■ **WHAT IS ASKED**: All entries must be repeated exactly; do not include the pictures.

■ **INPUT MATERIAL**:

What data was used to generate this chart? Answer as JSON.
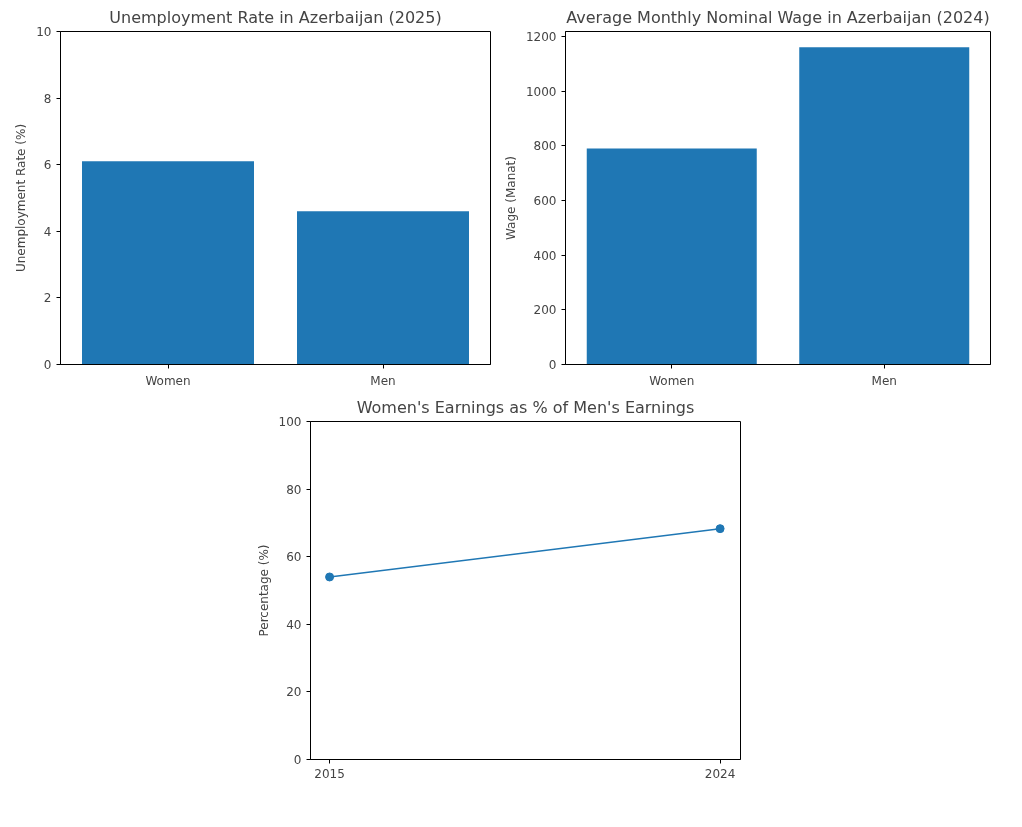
{
  "chart_data": [
    {
      "type": "bar",
      "title": "Unemployment Rate in Azerbaijan (2025)",
      "ylabel": "Unemployment Rate (%)",
      "categories": [
        "Women",
        "Men"
      ],
      "values": [
        6.1,
        4.6
      ],
      "color": "#1f77b4",
      "ylim": [
        0,
        10
      ],
      "yticks": [
        0,
        2,
        4,
        6,
        8,
        10
      ],
      "grid": false
    },
    {
      "type": "bar",
      "title": "Average Monthly Nominal Wage in Azerbaijan (2024)",
      "ylabel": "Wage (Manat)",
      "categories": [
        "Women",
        "Men"
      ],
      "values": [
        790,
        1160
      ],
      "color": "#1f77b4",
      "ylim": [
        0,
        1218
      ],
      "yticks": [
        0,
        200,
        400,
        600,
        800,
        1000,
        1200
      ],
      "grid": false
    },
    {
      "type": "line",
      "title": "Women's Earnings as % of Men's Earnings",
      "ylabel": "Percentage (%)",
      "x": [
        2015,
        2024
      ],
      "values": [
        54.0,
        68.3
      ],
      "color": "#1f77b4",
      "marker": "circle",
      "line_style": "solid",
      "xlim": [
        2014.56,
        2024.47
      ],
      "xticks": [
        2015,
        2024
      ],
      "ylim": [
        0,
        100
      ],
      "yticks": [
        0,
        20,
        40,
        60,
        80,
        100
      ],
      "grid": false
    }
  ]
}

■ **CORRECT RESPONSE**:
What data was used to generate this chart? Answer as JSON.
{
  "chart_data": [
    {
      "type": "bar",
      "title": "Unemployment Rate in Azerbaijan (2025)",
      "ylabel": "Unemployment Rate (%)",
      "categories": [
        "Women",
        "Men"
      ],
      "values": [
        6.1,
        4.6
      ],
      "color": "#1f77b4",
      "ylim": [
        0,
        10
      ],
      "yticks": [
        0,
        2,
        4,
        6,
        8,
        10
      ],
      "grid": false
    },
    {
      "type": "bar",
      "title": "Average Monthly Nominal Wage in Azerbaijan (2024)",
      "ylabel": "Wage (Manat)",
      "categories": [
        "Women",
        "Men"
      ],
      "values": [
        790,
        1160
      ],
      "color": "#1f77b4",
      "ylim": [
        0,
        1218
      ],
      "yticks": [
        0,
        200,
        400,
        600,
        800,
        1000,
        1200
      ],
      "grid": false
    },
    {
      "type": "line",
      "title": "Women's Earnings as % of Men's Earnings",
      "ylabel": "Percentage (%)",
      "x": [
        2015,
        2024
      ],
      "values": [
        54.0,
        68.3
      ],
      "color": "#1f77b4",
      "marker": "circle",
      "line_style": "solid",
      "xlim": [
        2014.56,
        2024.47
      ],
      "xticks": [
        2015,
        2024
      ],
      "ylim": [
        0,
        100
      ],
      "yticks": [
        0,
        20,
        40,
        60,
        80,
        100
      ],
      "grid": false
    }
  ]
}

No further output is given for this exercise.